[Rows from a figure dataset]
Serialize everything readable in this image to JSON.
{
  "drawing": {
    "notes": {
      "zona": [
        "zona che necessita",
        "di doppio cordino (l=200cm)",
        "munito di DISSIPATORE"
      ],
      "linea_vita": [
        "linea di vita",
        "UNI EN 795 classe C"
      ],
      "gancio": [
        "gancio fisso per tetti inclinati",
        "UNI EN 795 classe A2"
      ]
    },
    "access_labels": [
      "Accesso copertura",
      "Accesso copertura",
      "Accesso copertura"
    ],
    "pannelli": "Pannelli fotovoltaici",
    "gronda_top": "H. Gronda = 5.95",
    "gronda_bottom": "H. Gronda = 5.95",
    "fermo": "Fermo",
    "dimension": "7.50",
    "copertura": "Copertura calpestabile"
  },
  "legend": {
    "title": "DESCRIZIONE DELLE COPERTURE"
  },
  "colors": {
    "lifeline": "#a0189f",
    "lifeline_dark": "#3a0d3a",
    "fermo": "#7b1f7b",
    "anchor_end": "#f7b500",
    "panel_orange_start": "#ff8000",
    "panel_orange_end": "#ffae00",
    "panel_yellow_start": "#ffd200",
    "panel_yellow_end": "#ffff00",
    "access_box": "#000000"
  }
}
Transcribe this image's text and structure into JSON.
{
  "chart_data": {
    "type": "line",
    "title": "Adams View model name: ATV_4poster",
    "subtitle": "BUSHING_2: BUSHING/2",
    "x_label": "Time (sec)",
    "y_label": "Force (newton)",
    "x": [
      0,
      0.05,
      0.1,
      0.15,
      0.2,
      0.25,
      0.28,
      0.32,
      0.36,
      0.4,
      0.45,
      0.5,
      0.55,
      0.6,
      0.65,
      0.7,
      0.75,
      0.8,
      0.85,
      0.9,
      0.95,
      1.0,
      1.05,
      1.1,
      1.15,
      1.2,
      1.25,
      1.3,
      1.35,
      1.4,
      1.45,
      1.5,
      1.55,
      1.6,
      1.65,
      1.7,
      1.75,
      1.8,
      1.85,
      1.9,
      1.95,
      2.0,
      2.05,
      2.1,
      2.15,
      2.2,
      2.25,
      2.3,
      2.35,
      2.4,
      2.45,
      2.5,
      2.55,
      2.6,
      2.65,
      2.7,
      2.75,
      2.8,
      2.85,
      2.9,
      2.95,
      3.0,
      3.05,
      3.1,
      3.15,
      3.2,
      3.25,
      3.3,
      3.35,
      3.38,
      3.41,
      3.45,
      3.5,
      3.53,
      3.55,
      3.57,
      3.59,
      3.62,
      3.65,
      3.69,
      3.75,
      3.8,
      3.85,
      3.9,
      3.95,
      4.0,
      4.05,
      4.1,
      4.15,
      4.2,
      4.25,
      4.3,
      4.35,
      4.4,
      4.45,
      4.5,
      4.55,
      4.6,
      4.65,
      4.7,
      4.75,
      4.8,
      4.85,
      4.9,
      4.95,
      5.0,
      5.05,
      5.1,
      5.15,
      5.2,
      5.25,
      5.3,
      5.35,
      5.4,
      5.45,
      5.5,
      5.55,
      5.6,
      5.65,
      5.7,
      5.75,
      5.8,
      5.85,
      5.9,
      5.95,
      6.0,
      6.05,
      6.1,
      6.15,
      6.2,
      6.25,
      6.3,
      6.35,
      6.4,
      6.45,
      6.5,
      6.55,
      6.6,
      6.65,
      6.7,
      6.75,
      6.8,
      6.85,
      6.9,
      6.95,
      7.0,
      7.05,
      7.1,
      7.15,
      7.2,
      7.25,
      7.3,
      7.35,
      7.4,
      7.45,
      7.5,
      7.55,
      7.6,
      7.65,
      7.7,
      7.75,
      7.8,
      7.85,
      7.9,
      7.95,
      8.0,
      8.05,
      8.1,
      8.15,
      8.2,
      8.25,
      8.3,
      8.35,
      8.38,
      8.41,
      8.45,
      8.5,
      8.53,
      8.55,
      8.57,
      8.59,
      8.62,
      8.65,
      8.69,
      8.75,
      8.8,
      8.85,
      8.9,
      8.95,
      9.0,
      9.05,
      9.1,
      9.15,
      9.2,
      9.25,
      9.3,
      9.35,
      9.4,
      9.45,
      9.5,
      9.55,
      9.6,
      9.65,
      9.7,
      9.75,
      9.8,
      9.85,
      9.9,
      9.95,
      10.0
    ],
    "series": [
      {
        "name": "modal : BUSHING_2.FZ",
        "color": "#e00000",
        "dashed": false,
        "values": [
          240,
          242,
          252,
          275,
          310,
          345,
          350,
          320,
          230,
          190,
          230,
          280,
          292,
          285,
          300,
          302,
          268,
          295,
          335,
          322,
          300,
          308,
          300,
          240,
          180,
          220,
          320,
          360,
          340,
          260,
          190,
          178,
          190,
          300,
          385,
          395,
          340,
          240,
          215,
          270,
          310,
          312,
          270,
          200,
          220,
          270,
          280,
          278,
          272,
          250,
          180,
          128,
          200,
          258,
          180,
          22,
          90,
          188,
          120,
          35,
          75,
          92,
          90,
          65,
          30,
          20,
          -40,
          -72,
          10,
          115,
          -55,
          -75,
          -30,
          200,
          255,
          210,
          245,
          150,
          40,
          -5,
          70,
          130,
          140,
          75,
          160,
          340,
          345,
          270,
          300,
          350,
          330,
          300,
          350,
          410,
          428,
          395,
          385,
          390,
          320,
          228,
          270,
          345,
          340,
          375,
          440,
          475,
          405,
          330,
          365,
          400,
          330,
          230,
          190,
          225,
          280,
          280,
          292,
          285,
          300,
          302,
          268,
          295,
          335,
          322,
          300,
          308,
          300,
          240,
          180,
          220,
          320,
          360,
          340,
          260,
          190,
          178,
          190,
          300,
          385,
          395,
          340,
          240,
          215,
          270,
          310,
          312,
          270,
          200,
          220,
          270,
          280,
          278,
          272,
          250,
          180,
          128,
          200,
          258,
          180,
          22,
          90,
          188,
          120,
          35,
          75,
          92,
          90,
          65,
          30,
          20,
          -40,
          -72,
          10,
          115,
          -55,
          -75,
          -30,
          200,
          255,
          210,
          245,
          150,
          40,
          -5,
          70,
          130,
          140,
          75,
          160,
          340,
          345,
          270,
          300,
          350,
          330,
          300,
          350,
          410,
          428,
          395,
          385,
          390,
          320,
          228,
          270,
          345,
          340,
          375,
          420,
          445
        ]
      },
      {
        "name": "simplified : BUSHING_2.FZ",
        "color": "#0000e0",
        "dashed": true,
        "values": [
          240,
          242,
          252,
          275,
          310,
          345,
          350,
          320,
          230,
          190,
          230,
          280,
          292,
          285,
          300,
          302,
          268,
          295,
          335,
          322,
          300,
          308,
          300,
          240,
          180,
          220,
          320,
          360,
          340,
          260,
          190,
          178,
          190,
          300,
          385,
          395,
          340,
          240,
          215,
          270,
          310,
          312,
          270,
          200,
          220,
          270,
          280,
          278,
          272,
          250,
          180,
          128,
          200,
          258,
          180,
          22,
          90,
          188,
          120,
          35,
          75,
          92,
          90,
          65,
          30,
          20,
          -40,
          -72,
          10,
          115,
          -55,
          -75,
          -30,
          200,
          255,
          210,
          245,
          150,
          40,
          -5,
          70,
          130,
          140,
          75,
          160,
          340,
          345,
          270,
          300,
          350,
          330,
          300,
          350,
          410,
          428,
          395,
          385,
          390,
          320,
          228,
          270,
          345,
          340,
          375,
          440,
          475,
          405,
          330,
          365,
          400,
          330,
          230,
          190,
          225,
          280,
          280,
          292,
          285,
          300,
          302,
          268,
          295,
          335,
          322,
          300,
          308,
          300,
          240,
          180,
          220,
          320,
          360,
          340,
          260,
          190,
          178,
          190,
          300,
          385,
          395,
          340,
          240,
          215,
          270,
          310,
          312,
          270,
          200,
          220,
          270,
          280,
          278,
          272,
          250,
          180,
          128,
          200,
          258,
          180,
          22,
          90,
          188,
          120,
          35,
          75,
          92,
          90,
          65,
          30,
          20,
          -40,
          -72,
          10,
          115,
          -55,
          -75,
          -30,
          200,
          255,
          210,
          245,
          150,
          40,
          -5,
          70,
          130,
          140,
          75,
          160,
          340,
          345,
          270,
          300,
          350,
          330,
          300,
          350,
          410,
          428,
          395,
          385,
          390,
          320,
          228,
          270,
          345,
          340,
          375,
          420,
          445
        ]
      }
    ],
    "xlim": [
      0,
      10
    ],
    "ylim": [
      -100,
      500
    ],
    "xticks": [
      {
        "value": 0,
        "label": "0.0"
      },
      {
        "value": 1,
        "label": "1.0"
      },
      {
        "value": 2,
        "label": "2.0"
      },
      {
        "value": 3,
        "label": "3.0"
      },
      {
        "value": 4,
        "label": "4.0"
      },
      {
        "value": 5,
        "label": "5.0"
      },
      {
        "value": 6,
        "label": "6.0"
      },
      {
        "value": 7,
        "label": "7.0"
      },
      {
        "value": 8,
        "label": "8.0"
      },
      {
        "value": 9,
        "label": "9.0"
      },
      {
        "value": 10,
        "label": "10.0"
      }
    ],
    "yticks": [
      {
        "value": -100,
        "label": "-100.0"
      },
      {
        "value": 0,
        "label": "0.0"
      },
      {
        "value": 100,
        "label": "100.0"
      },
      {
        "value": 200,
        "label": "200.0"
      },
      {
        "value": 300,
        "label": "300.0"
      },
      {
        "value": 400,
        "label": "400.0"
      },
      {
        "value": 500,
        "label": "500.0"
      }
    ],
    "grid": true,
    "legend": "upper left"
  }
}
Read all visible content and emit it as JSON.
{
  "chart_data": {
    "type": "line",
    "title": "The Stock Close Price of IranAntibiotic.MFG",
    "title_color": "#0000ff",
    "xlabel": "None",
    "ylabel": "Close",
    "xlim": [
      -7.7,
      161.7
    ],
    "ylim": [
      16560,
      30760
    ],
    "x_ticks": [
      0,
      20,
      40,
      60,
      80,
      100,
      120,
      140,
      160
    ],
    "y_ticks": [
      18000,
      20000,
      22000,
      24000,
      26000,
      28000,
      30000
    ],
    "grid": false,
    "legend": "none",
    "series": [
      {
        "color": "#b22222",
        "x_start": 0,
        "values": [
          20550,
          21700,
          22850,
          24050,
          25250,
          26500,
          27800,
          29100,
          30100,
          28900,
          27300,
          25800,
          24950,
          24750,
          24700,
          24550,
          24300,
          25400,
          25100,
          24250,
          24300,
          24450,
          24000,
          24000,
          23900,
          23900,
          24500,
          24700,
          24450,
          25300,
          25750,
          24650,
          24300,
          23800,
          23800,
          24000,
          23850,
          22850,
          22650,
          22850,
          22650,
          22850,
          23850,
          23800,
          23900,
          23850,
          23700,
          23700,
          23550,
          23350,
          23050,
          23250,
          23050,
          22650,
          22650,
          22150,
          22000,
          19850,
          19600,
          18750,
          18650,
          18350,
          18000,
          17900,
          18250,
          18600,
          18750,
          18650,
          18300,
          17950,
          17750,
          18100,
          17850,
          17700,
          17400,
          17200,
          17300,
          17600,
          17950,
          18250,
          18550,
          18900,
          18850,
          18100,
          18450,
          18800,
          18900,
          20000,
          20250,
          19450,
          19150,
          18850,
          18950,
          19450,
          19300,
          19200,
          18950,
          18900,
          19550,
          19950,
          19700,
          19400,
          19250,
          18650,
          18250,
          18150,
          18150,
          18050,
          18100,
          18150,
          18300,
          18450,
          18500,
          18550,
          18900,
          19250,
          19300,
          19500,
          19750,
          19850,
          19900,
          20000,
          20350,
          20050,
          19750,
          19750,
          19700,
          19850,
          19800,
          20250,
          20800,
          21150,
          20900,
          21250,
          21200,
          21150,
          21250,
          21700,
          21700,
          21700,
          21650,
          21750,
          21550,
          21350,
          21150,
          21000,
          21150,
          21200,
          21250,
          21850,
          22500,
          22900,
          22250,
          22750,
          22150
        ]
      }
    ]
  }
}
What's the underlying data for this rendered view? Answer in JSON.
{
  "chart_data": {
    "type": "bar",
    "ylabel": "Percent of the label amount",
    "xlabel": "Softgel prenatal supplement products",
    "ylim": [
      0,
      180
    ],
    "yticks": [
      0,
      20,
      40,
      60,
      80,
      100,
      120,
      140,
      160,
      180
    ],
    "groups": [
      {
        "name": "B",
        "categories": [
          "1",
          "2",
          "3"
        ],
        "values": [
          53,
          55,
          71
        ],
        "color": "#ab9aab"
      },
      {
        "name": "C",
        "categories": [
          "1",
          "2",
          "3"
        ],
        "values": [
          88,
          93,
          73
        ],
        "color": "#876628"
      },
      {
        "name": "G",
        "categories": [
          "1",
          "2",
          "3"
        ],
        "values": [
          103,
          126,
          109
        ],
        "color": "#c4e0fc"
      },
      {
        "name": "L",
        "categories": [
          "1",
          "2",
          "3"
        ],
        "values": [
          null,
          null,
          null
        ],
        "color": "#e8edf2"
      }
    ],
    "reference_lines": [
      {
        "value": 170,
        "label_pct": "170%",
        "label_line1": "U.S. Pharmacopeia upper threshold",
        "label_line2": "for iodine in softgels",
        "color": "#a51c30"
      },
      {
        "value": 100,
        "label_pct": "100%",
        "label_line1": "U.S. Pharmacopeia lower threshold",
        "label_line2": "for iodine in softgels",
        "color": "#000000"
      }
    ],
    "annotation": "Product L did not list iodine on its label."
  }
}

Your goal:
Copy each line of the records that contains the word "legend".

Solution for this exercise:
  "legend": {
    "legend": "upper left"
    "legend": "none",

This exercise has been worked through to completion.